--- Work instructions ---
Please format the rows below as a Markdown table with the columns "Line No." and "Content", starting at the first line of the rows and ending at the line containing "- Bar: [238, 169, 346, 257]", both included. Leave out blank lines.

--- Given records ---
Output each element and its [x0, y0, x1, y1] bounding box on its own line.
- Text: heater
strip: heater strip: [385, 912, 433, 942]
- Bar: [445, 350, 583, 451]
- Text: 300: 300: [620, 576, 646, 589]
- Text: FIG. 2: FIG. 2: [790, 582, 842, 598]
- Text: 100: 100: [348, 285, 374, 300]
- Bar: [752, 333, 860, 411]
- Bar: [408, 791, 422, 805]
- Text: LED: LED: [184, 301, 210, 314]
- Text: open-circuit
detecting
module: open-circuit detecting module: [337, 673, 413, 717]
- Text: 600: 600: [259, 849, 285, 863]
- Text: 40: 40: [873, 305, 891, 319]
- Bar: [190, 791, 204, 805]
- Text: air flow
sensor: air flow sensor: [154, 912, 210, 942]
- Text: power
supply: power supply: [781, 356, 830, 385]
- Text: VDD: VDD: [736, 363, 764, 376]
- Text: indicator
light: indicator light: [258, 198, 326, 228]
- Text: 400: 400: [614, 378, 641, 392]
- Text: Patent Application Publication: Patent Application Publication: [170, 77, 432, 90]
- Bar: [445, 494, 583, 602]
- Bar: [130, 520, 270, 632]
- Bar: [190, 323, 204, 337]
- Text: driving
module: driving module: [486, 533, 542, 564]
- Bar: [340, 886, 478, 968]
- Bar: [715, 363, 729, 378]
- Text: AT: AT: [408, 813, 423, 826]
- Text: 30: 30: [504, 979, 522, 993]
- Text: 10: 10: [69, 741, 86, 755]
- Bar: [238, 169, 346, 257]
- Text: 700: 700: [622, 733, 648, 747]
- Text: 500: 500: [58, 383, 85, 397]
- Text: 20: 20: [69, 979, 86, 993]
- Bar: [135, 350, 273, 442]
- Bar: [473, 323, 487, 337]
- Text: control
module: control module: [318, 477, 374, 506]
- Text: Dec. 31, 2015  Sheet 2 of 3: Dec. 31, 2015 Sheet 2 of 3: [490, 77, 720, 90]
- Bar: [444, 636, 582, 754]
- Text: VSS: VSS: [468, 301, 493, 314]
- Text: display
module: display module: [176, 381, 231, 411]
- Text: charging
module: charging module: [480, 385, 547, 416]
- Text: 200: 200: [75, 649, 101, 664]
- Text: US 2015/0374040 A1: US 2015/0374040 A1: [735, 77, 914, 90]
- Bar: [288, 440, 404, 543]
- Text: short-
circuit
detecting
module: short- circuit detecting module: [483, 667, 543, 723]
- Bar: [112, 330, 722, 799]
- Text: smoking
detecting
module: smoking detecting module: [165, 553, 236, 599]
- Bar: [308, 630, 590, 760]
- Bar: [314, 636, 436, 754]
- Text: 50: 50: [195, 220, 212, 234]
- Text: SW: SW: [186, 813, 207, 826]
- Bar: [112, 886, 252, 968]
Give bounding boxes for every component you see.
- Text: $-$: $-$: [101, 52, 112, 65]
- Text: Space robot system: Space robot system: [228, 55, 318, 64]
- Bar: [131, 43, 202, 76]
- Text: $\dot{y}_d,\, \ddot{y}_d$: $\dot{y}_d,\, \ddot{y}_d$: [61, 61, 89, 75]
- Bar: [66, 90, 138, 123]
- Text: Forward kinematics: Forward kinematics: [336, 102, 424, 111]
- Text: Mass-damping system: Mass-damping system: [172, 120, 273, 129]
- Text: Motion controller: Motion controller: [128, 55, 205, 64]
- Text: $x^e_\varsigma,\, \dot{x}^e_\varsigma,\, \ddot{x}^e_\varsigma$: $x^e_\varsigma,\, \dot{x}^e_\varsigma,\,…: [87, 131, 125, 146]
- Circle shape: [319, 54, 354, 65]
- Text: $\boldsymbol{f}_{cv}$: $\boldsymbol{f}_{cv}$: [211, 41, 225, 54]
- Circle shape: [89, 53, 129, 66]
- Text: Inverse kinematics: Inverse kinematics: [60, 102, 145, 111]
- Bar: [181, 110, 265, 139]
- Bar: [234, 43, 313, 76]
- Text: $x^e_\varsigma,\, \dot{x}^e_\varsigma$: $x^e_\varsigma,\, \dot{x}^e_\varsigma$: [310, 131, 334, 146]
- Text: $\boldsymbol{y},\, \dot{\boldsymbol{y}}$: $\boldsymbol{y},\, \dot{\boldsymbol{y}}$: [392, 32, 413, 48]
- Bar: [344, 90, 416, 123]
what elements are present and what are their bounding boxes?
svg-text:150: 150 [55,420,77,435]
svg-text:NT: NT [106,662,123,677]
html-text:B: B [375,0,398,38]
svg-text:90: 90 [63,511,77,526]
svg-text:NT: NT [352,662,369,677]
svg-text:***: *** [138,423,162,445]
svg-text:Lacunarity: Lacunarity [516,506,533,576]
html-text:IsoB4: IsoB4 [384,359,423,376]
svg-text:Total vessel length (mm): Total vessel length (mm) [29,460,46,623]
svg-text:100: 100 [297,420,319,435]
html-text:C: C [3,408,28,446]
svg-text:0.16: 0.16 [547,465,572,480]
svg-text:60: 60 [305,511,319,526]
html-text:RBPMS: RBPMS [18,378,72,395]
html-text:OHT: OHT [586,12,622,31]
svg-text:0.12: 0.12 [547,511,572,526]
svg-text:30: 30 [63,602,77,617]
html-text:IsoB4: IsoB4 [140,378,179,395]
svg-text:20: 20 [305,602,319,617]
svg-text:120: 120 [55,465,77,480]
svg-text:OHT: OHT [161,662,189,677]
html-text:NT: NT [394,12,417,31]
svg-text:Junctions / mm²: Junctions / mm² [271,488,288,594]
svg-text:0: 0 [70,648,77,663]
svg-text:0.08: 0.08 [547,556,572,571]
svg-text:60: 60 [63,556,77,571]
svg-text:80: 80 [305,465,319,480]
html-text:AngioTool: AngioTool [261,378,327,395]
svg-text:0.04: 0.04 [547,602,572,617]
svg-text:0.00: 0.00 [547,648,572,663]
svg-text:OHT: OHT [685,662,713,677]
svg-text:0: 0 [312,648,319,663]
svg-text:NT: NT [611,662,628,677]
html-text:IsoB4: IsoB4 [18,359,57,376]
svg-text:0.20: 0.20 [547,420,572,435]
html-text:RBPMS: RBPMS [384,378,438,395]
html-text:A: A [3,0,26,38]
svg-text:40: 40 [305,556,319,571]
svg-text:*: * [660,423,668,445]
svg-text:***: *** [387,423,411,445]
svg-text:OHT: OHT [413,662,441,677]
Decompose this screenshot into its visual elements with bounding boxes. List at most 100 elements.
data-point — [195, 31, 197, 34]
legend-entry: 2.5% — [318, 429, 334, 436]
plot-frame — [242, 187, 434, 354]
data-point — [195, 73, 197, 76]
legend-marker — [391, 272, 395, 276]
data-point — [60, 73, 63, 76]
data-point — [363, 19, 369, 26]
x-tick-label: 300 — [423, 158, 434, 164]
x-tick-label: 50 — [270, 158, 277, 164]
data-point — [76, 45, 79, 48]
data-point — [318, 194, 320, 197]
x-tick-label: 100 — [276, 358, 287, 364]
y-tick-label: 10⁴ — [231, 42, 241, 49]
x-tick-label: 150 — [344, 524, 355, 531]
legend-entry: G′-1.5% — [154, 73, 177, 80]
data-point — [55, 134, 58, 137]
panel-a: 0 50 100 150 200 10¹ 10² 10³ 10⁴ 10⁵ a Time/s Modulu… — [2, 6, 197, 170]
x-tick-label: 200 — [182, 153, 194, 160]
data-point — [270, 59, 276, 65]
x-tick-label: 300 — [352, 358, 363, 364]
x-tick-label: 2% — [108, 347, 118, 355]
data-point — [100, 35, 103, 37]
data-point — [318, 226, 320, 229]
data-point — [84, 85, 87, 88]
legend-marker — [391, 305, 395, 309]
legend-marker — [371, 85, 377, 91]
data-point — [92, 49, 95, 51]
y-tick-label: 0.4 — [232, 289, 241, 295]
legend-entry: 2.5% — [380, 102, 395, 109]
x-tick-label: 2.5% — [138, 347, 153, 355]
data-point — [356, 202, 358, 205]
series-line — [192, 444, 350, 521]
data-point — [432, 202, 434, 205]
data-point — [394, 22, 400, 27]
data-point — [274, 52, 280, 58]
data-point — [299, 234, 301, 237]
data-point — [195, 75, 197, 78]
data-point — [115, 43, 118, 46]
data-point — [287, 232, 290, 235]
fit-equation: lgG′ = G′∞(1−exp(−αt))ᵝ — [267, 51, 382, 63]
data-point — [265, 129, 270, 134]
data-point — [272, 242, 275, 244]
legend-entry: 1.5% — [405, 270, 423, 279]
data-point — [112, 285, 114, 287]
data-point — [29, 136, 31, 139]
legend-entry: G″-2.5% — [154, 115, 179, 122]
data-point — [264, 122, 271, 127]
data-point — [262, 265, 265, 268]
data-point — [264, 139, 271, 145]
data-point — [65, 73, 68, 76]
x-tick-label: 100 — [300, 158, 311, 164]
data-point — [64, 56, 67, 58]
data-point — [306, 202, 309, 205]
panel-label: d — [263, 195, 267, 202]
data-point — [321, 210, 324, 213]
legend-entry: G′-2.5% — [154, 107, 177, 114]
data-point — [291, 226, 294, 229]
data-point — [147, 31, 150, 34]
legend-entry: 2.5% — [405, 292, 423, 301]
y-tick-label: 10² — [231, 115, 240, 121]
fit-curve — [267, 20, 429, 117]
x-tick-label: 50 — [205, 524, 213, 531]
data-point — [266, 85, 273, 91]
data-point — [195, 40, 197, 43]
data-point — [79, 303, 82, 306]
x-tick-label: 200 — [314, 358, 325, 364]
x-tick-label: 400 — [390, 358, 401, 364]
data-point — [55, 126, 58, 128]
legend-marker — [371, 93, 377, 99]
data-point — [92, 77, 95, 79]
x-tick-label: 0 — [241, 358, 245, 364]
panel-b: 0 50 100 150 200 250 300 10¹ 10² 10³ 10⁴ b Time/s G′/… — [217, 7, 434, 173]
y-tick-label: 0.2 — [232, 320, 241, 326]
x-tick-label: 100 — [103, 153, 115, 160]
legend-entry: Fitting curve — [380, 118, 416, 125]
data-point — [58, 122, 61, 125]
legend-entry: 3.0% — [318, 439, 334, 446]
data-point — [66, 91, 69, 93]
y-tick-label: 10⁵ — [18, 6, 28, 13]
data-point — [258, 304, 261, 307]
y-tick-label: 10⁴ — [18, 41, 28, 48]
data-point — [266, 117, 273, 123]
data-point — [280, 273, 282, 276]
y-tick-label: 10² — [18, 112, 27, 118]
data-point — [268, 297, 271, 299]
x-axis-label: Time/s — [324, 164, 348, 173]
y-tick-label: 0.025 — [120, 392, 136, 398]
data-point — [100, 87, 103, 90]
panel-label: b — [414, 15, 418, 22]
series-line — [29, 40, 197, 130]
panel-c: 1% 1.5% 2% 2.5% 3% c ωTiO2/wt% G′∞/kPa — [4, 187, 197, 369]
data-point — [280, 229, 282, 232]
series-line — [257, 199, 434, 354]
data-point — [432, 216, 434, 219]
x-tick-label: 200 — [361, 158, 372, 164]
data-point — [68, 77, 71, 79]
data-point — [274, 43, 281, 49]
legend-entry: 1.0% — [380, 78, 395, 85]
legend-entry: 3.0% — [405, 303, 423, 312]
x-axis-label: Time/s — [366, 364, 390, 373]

--- Answer for the task ---
| Line No. | Content |
|---|---|
| 1 | Output each element and its [x0, y0, x1, y1] bounding box on its own line. |
| 2 | - Text: heater |
| 3 | strip: heater strip: [385, 912, 433, 942] |
| 4 | - Bar: [445, 350, 583, 451] |
| 5 | - Text: 300: 300: [620, 576, 646, 589] |
| 6 | - Text: FIG. 2: FIG. 2: [790, 582, 842, 598] |
| 7 | - Text: 100: 100: [348, 285, 374, 300] |
| 8 | - Bar: [752, 333, 860, 411] |
| 9 | - Bar: [408, 791, 422, 805] |
| 10 | - Text: LED: LED: [184, 301, 210, 314] |
| 11 | - Text: open-circuit |
| 12 | detecting |
| 13 | module: open-circuit detecting module: [337, 673, 413, 717] |
| 14 | - Text: 600: 600: [259, 849, 285, 863] |
| 15 | - Text: 40: 40: [873, 305, 891, 319] |
| 16 | - Bar: [190, 791, 204, 805] |
| 17 | - Text: air flow |
| 18 | sensor: air flow sensor: [154, 912, 210, 942] |
| 19 | - Text: power |
| 20 | supply: power supply: [781, 356, 830, 385] |
| 21 | - Text: VDD: VDD: [736, 363, 764, 376] |
| 22 | - Text: indicator |
| 23 | light: indicator light: [258, 198, 326, 228] |
| 24 | - Text: 400: 400: [614, 378, 641, 392] |
| 25 | - Text: Patent Application Publication: Patent Application Publication: [170, 77, 432, 90] |
| 26 | - Bar: [445, 494, 583, 602] |
| 27 | - Bar: [130, 520, 270, 632] |
| 28 | - Bar: [190, 323, 204, 337] |
| 29 | - Text: driving |
| 30 | module: driving module: [486, 533, 542, 564] |
| 31 | - Bar: [340, 886, 478, 968] |
| 32 | - Bar: [715, 363, 729, 378] |
| 33 | - Text: AT: AT: [408, 813, 423, 826] |
| 34 | - Text: 30: 30: [504, 979, 522, 993] |
| 35 | - Text: 10: 10: [69, 741, 86, 755] |
| 36 | - Bar: [238, 169, 346, 257] |